- [THE PROBLEM]:
List all lines of the data containing the word "beheben".

Data records:
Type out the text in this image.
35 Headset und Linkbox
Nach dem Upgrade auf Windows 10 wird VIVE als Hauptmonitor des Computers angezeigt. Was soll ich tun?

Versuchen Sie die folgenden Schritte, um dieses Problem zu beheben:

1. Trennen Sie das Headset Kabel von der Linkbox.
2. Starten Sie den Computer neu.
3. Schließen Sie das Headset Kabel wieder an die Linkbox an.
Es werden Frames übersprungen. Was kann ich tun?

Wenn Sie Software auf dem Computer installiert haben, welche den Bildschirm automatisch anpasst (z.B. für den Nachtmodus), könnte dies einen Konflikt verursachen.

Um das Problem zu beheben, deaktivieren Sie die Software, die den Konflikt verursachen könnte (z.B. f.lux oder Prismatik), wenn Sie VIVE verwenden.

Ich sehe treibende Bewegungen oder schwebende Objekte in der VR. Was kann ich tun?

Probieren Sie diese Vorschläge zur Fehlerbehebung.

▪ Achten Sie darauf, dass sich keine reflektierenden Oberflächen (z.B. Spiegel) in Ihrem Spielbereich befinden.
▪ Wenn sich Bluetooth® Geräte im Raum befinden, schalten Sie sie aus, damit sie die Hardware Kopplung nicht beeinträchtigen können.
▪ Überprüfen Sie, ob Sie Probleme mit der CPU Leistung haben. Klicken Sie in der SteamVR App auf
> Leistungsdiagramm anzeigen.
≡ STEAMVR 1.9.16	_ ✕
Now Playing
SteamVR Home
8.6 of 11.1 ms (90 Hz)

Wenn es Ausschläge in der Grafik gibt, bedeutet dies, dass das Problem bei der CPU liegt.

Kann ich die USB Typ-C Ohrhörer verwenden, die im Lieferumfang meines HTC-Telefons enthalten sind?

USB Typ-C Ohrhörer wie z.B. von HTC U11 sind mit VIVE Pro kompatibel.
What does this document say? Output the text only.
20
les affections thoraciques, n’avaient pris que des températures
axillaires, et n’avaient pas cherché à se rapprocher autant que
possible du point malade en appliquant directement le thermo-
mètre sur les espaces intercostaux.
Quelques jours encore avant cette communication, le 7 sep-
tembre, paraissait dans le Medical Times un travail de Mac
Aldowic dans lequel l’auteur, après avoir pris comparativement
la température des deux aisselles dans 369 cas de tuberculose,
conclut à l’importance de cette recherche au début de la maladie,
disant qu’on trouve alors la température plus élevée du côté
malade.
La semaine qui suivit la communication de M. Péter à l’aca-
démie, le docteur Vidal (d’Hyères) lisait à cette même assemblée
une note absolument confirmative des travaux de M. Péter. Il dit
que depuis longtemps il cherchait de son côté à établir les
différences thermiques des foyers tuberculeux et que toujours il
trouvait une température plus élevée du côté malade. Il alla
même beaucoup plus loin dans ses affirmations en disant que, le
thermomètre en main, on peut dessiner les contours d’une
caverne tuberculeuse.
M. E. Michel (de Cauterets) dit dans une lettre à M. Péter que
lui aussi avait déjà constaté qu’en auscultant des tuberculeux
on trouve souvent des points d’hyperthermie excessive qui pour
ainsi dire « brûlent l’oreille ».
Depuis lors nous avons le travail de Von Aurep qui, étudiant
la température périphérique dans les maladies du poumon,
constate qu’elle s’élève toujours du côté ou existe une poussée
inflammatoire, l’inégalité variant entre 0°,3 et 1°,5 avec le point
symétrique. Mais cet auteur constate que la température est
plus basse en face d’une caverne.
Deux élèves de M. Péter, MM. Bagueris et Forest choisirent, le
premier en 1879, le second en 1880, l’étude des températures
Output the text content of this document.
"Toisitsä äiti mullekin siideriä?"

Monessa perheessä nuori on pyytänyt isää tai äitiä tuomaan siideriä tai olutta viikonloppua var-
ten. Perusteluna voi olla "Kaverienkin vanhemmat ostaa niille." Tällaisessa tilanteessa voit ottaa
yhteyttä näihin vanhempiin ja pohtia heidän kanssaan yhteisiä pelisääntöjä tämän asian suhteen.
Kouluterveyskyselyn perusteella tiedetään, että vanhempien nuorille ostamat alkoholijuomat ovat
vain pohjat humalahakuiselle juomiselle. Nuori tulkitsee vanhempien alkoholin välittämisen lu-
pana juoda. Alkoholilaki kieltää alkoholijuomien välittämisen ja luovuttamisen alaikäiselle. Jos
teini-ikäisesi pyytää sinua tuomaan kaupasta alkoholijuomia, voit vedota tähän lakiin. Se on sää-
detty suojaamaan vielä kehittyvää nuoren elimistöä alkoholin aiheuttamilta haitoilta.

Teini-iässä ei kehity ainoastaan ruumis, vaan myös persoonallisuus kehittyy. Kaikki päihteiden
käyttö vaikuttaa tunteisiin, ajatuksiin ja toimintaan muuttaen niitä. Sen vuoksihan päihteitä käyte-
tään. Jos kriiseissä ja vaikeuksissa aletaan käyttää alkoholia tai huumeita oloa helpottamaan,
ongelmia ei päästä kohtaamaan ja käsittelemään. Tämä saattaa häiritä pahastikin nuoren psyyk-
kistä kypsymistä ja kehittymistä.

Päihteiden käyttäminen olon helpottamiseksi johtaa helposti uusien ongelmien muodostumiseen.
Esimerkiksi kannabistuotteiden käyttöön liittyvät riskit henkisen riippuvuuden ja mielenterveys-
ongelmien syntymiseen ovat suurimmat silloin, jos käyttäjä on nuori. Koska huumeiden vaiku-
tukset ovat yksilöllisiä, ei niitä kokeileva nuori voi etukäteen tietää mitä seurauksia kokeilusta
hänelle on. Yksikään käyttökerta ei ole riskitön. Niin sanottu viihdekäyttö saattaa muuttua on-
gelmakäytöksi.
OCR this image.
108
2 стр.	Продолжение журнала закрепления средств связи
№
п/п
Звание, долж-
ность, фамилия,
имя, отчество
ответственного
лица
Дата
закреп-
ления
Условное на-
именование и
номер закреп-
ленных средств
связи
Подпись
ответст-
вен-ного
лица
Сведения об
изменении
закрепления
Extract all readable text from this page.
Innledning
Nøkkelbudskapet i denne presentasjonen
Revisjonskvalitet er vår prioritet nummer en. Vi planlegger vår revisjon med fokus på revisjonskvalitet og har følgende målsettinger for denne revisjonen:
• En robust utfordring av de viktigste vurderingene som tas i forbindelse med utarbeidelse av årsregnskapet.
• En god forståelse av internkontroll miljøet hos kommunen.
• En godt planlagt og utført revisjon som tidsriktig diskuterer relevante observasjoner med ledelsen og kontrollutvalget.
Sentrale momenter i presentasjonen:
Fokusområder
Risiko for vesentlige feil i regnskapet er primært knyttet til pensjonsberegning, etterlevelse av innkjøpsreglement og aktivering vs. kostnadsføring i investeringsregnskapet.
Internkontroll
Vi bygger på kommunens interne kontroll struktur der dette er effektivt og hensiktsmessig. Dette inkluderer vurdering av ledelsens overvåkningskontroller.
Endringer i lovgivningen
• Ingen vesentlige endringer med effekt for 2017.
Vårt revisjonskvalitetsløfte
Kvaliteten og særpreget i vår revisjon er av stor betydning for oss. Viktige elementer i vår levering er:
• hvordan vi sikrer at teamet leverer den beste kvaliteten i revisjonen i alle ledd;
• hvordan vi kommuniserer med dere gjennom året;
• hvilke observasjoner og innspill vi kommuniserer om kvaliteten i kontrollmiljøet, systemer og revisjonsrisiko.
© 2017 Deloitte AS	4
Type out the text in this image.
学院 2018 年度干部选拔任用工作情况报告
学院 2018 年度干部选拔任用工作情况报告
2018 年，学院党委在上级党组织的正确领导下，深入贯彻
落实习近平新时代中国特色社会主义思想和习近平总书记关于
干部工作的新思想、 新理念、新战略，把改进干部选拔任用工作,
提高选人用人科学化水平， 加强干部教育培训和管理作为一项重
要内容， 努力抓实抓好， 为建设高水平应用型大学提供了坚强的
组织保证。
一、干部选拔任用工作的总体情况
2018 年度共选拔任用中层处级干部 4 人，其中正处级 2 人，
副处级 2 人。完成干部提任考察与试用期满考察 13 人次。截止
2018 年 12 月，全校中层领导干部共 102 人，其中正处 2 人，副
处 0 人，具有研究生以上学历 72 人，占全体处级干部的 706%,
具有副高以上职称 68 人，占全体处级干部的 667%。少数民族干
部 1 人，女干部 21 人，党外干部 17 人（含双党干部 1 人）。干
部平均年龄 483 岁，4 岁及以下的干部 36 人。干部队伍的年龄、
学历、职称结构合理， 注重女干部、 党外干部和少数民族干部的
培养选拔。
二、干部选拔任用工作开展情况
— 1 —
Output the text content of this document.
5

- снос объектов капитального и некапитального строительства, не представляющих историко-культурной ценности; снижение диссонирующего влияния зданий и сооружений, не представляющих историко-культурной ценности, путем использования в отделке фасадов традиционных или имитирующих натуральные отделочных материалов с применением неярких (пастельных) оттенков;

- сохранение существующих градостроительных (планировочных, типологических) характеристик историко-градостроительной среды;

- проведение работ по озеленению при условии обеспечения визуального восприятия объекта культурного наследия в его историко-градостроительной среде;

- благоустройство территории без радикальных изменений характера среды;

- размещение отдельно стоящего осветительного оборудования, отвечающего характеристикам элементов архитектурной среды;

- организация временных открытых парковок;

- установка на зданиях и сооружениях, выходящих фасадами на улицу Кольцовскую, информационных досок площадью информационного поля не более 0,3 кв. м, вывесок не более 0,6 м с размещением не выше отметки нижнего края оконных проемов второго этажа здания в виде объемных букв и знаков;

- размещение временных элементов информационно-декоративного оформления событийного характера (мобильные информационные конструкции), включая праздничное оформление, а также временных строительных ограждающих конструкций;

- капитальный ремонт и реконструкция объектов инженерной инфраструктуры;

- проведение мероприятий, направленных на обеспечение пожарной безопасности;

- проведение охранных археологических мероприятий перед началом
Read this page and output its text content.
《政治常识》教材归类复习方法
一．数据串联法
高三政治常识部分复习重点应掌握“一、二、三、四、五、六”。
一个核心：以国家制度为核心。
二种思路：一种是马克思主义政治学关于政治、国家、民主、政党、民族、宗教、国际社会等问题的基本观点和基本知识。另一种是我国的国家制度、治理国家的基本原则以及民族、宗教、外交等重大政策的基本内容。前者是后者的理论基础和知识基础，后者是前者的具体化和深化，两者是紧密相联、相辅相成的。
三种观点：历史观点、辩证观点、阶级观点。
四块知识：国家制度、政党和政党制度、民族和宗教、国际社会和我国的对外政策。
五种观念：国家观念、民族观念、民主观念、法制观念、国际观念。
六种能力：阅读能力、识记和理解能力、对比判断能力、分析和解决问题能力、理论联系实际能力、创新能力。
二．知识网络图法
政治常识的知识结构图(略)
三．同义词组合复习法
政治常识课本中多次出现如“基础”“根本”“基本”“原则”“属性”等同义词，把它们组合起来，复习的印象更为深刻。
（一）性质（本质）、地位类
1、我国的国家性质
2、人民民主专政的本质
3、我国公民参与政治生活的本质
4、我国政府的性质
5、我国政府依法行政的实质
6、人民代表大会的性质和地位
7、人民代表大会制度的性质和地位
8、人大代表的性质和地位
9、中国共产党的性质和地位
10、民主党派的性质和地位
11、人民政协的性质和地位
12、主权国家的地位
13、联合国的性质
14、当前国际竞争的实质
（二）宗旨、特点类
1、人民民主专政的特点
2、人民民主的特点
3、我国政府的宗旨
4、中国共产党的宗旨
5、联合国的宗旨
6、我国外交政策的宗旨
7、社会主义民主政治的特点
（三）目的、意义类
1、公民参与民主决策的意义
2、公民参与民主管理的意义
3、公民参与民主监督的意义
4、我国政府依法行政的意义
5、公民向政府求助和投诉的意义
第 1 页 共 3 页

- [COMPLETED TASK]:
Versuchen Sie die folgenden Schritte, um dieses Problem zu beheben:
Um das Problem zu beheben, deaktivieren Sie die Software, die den Konflikt verursachen könnte (z.B. f.lux oder Prismatik), wenn Sie VIVE verwenden.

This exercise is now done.